(Problem to work on) Where does the string "color" appear in the records? Copy every line that contains it.

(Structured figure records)

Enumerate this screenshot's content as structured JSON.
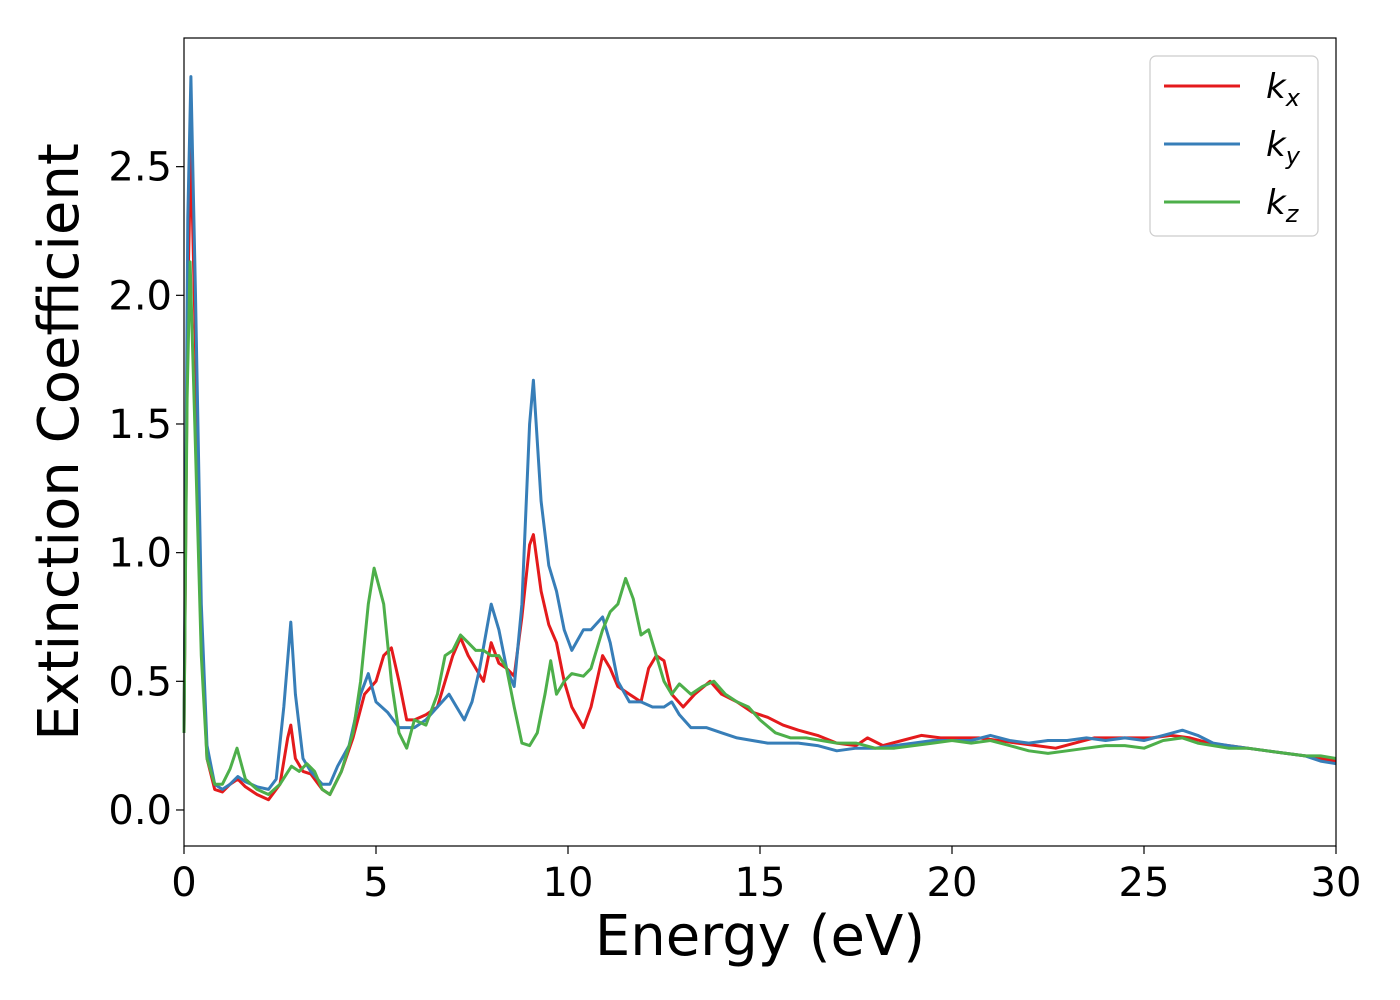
{
  "chart_data": {
    "type": "line",
    "title": "",
    "xlabel": "Energy (eV)",
    "ylabel": "Extinction Coefficient",
    "xlim": [
      0,
      30
    ],
    "ylim": [
      -0.14,
      3.0
    ],
    "xticks": [
      0,
      5,
      10,
      15,
      20,
      25,
      30
    ],
    "xtick_labels": [
      "0",
      "5",
      "10",
      "15",
      "20",
      "25",
      "30"
    ],
    "yticks": [
      0.0,
      0.5,
      1.0,
      1.5,
      2.0,
      2.5
    ],
    "ytick_labels": [
      "0.0",
      "0.5",
      "1.0",
      "1.5",
      "2.0",
      "2.5"
    ],
    "grid": false,
    "legend_position": "top-right",
    "series": [
      {
        "name": "k_x",
        "legend_main": "k",
        "legend_sub": "x",
        "color": "#e41a1c",
        "points": [
          [
            0,
            0.3
          ],
          [
            0.1,
            2.0
          ],
          [
            0.18,
            2.57
          ],
          [
            0.3,
            1.8
          ],
          [
            0.45,
            0.7
          ],
          [
            0.6,
            0.2
          ],
          [
            0.8,
            0.08
          ],
          [
            1.0,
            0.07
          ],
          [
            1.2,
            0.1
          ],
          [
            1.4,
            0.12
          ],
          [
            1.6,
            0.09
          ],
          [
            1.9,
            0.06
          ],
          [
            2.2,
            0.04
          ],
          [
            2.5,
            0.1
          ],
          [
            2.7,
            0.28
          ],
          [
            2.78,
            0.33
          ],
          [
            2.9,
            0.2
          ],
          [
            3.1,
            0.15
          ],
          [
            3.3,
            0.14
          ],
          [
            3.6,
            0.08
          ],
          [
            3.8,
            0.06
          ],
          [
            4.1,
            0.15
          ],
          [
            4.4,
            0.28
          ],
          [
            4.7,
            0.45
          ],
          [
            5.0,
            0.5
          ],
          [
            5.2,
            0.6
          ],
          [
            5.4,
            0.63
          ],
          [
            5.6,
            0.5
          ],
          [
            5.8,
            0.35
          ],
          [
            6.0,
            0.35
          ],
          [
            6.3,
            0.37
          ],
          [
            6.6,
            0.4
          ],
          [
            6.8,
            0.5
          ],
          [
            7.0,
            0.6
          ],
          [
            7.2,
            0.67
          ],
          [
            7.4,
            0.6
          ],
          [
            7.6,
            0.55
          ],
          [
            7.8,
            0.5
          ],
          [
            8.0,
            0.65
          ],
          [
            8.2,
            0.57
          ],
          [
            8.4,
            0.55
          ],
          [
            8.6,
            0.52
          ],
          [
            8.8,
            0.75
          ],
          [
            9.0,
            1.03
          ],
          [
            9.1,
            1.07
          ],
          [
            9.3,
            0.85
          ],
          [
            9.5,
            0.72
          ],
          [
            9.7,
            0.65
          ],
          [
            9.9,
            0.5
          ],
          [
            10.1,
            0.4
          ],
          [
            10.4,
            0.32
          ],
          [
            10.6,
            0.4
          ],
          [
            10.9,
            0.6
          ],
          [
            11.1,
            0.55
          ],
          [
            11.3,
            0.48
          ],
          [
            11.6,
            0.45
          ],
          [
            11.9,
            0.42
          ],
          [
            12.1,
            0.55
          ],
          [
            12.3,
            0.6
          ],
          [
            12.5,
            0.58
          ],
          [
            12.7,
            0.45
          ],
          [
            13.0,
            0.4
          ],
          [
            13.3,
            0.45
          ],
          [
            13.7,
            0.5
          ],
          [
            14.0,
            0.45
          ],
          [
            14.4,
            0.42
          ],
          [
            14.8,
            0.38
          ],
          [
            15.2,
            0.36
          ],
          [
            15.6,
            0.33
          ],
          [
            16.0,
            0.31
          ],
          [
            16.5,
            0.29
          ],
          [
            17.0,
            0.26
          ],
          [
            17.5,
            0.25
          ],
          [
            17.8,
            0.28
          ],
          [
            18.2,
            0.25
          ],
          [
            18.7,
            0.27
          ],
          [
            19.2,
            0.29
          ],
          [
            19.7,
            0.28
          ],
          [
            20.2,
            0.28
          ],
          [
            20.7,
            0.28
          ],
          [
            21.2,
            0.27
          ],
          [
            21.7,
            0.26
          ],
          [
            22.2,
            0.25
          ],
          [
            22.7,
            0.24
          ],
          [
            23.2,
            0.26
          ],
          [
            23.7,
            0.28
          ],
          [
            24.2,
            0.28
          ],
          [
            24.7,
            0.28
          ],
          [
            25.2,
            0.28
          ],
          [
            25.7,
            0.29
          ],
          [
            26.2,
            0.28
          ],
          [
            26.7,
            0.26
          ],
          [
            27.2,
            0.25
          ],
          [
            27.7,
            0.24
          ],
          [
            28.2,
            0.23
          ],
          [
            28.7,
            0.22
          ],
          [
            29.2,
            0.21
          ],
          [
            29.6,
            0.2
          ],
          [
            30.0,
            0.19
          ]
        ]
      },
      {
        "name": "k_y",
        "legend_main": "k",
        "legend_sub": "y",
        "color": "#377eb8",
        "points": [
          [
            0,
            0.3
          ],
          [
            0.1,
            2.3
          ],
          [
            0.18,
            2.85
          ],
          [
            0.3,
            2.0
          ],
          [
            0.45,
            0.8
          ],
          [
            0.6,
            0.25
          ],
          [
            0.8,
            0.1
          ],
          [
            1.0,
            0.08
          ],
          [
            1.2,
            0.1
          ],
          [
            1.4,
            0.13
          ],
          [
            1.6,
            0.11
          ],
          [
            1.9,
            0.09
          ],
          [
            2.2,
            0.08
          ],
          [
            2.4,
            0.12
          ],
          [
            2.6,
            0.4
          ],
          [
            2.78,
            0.73
          ],
          [
            2.9,
            0.45
          ],
          [
            3.1,
            0.2
          ],
          [
            3.3,
            0.15
          ],
          [
            3.6,
            0.1
          ],
          [
            3.8,
            0.1
          ],
          [
            4.0,
            0.17
          ],
          [
            4.3,
            0.25
          ],
          [
            4.6,
            0.45
          ],
          [
            4.8,
            0.53
          ],
          [
            5.0,
            0.42
          ],
          [
            5.3,
            0.38
          ],
          [
            5.6,
            0.32
          ],
          [
            6.0,
            0.32
          ],
          [
            6.3,
            0.35
          ],
          [
            6.6,
            0.4
          ],
          [
            6.9,
            0.45
          ],
          [
            7.1,
            0.4
          ],
          [
            7.3,
            0.35
          ],
          [
            7.5,
            0.42
          ],
          [
            7.7,
            0.55
          ],
          [
            8.0,
            0.8
          ],
          [
            8.2,
            0.7
          ],
          [
            8.4,
            0.55
          ],
          [
            8.6,
            0.48
          ],
          [
            8.8,
            0.8
          ],
          [
            9.0,
            1.5
          ],
          [
            9.1,
            1.67
          ],
          [
            9.3,
            1.2
          ],
          [
            9.5,
            0.95
          ],
          [
            9.7,
            0.85
          ],
          [
            9.9,
            0.7
          ],
          [
            10.1,
            0.62
          ],
          [
            10.4,
            0.7
          ],
          [
            10.6,
            0.7
          ],
          [
            10.9,
            0.75
          ],
          [
            11.1,
            0.65
          ],
          [
            11.3,
            0.5
          ],
          [
            11.6,
            0.42
          ],
          [
            11.9,
            0.42
          ],
          [
            12.2,
            0.4
          ],
          [
            12.5,
            0.4
          ],
          [
            12.7,
            0.42
          ],
          [
            12.9,
            0.37
          ],
          [
            13.2,
            0.32
          ],
          [
            13.6,
            0.32
          ],
          [
            14.0,
            0.3
          ],
          [
            14.4,
            0.28
          ],
          [
            14.8,
            0.27
          ],
          [
            15.2,
            0.26
          ],
          [
            15.6,
            0.26
          ],
          [
            16.0,
            0.26
          ],
          [
            16.5,
            0.25
          ],
          [
            17.0,
            0.23
          ],
          [
            17.5,
            0.24
          ],
          [
            18.0,
            0.24
          ],
          [
            18.5,
            0.25
          ],
          [
            19.0,
            0.26
          ],
          [
            19.5,
            0.27
          ],
          [
            20.0,
            0.27
          ],
          [
            20.5,
            0.27
          ],
          [
            21.0,
            0.29
          ],
          [
            21.5,
            0.27
          ],
          [
            22.0,
            0.26
          ],
          [
            22.5,
            0.27
          ],
          [
            23.0,
            0.27
          ],
          [
            23.5,
            0.28
          ],
          [
            24.0,
            0.27
          ],
          [
            24.5,
            0.28
          ],
          [
            25.0,
            0.27
          ],
          [
            25.5,
            0.29
          ],
          [
            26.0,
            0.31
          ],
          [
            26.4,
            0.29
          ],
          [
            26.8,
            0.26
          ],
          [
            27.2,
            0.25
          ],
          [
            27.7,
            0.24
          ],
          [
            28.2,
            0.23
          ],
          [
            28.7,
            0.22
          ],
          [
            29.2,
            0.21
          ],
          [
            29.6,
            0.19
          ],
          [
            30.0,
            0.18
          ]
        ]
      },
      {
        "name": "k_z",
        "legend_main": "k",
        "legend_sub": "z",
        "color": "#4daf4a",
        "points": [
          [
            0,
            0.3
          ],
          [
            0.08,
            1.6
          ],
          [
            0.16,
            2.13
          ],
          [
            0.28,
            1.5
          ],
          [
            0.45,
            0.6
          ],
          [
            0.6,
            0.2
          ],
          [
            0.8,
            0.1
          ],
          [
            1.0,
            0.1
          ],
          [
            1.2,
            0.16
          ],
          [
            1.38,
            0.24
          ],
          [
            1.6,
            0.12
          ],
          [
            1.9,
            0.08
          ],
          [
            2.2,
            0.06
          ],
          [
            2.5,
            0.1
          ],
          [
            2.8,
            0.17
          ],
          [
            3.0,
            0.15
          ],
          [
            3.2,
            0.18
          ],
          [
            3.4,
            0.15
          ],
          [
            3.6,
            0.08
          ],
          [
            3.8,
            0.06
          ],
          [
            4.1,
            0.15
          ],
          [
            4.4,
            0.3
          ],
          [
            4.6,
            0.5
          ],
          [
            4.8,
            0.8
          ],
          [
            4.95,
            0.94
          ],
          [
            5.2,
            0.8
          ],
          [
            5.4,
            0.5
          ],
          [
            5.6,
            0.3
          ],
          [
            5.8,
            0.24
          ],
          [
            6.0,
            0.35
          ],
          [
            6.3,
            0.33
          ],
          [
            6.6,
            0.45
          ],
          [
            6.8,
            0.6
          ],
          [
            7.0,
            0.62
          ],
          [
            7.2,
            0.68
          ],
          [
            7.4,
            0.65
          ],
          [
            7.6,
            0.62
          ],
          [
            7.8,
            0.62
          ],
          [
            8.0,
            0.6
          ],
          [
            8.2,
            0.6
          ],
          [
            8.4,
            0.55
          ],
          [
            8.6,
            0.4
          ],
          [
            8.8,
            0.26
          ],
          [
            9.0,
            0.25
          ],
          [
            9.2,
            0.3
          ],
          [
            9.4,
            0.45
          ],
          [
            9.55,
            0.58
          ],
          [
            9.7,
            0.45
          ],
          [
            9.9,
            0.5
          ],
          [
            10.1,
            0.53
          ],
          [
            10.4,
            0.52
          ],
          [
            10.6,
            0.55
          ],
          [
            10.9,
            0.7
          ],
          [
            11.1,
            0.77
          ],
          [
            11.3,
            0.8
          ],
          [
            11.5,
            0.9
          ],
          [
            11.7,
            0.82
          ],
          [
            11.9,
            0.68
          ],
          [
            12.1,
            0.7
          ],
          [
            12.3,
            0.6
          ],
          [
            12.5,
            0.5
          ],
          [
            12.7,
            0.45
          ],
          [
            12.9,
            0.49
          ],
          [
            13.2,
            0.45
          ],
          [
            13.5,
            0.48
          ],
          [
            13.8,
            0.5
          ],
          [
            14.1,
            0.45
          ],
          [
            14.4,
            0.42
          ],
          [
            14.7,
            0.4
          ],
          [
            15.0,
            0.35
          ],
          [
            15.4,
            0.3
          ],
          [
            15.8,
            0.28
          ],
          [
            16.2,
            0.28
          ],
          [
            16.6,
            0.27
          ],
          [
            17.0,
            0.26
          ],
          [
            17.5,
            0.26
          ],
          [
            18.0,
            0.24
          ],
          [
            18.5,
            0.24
          ],
          [
            19.0,
            0.25
          ],
          [
            19.5,
            0.26
          ],
          [
            20.0,
            0.27
          ],
          [
            20.5,
            0.26
          ],
          [
            21.0,
            0.27
          ],
          [
            21.5,
            0.25
          ],
          [
            22.0,
            0.23
          ],
          [
            22.5,
            0.22
          ],
          [
            23.0,
            0.23
          ],
          [
            23.5,
            0.24
          ],
          [
            24.0,
            0.25
          ],
          [
            24.5,
            0.25
          ],
          [
            25.0,
            0.24
          ],
          [
            25.5,
            0.27
          ],
          [
            26.0,
            0.28
          ],
          [
            26.4,
            0.26
          ],
          [
            26.8,
            0.25
          ],
          [
            27.2,
            0.24
          ],
          [
            27.7,
            0.24
          ],
          [
            28.2,
            0.23
          ],
          [
            28.7,
            0.22
          ],
          [
            29.2,
            0.21
          ],
          [
            29.6,
            0.21
          ],
          [
            30.0,
            0.2
          ]
        ]
      }
    ]
  }
}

(Worked answer)
        "color": "#e41a1c",
        "color": "#377eb8",
        "color": "#4daf4a",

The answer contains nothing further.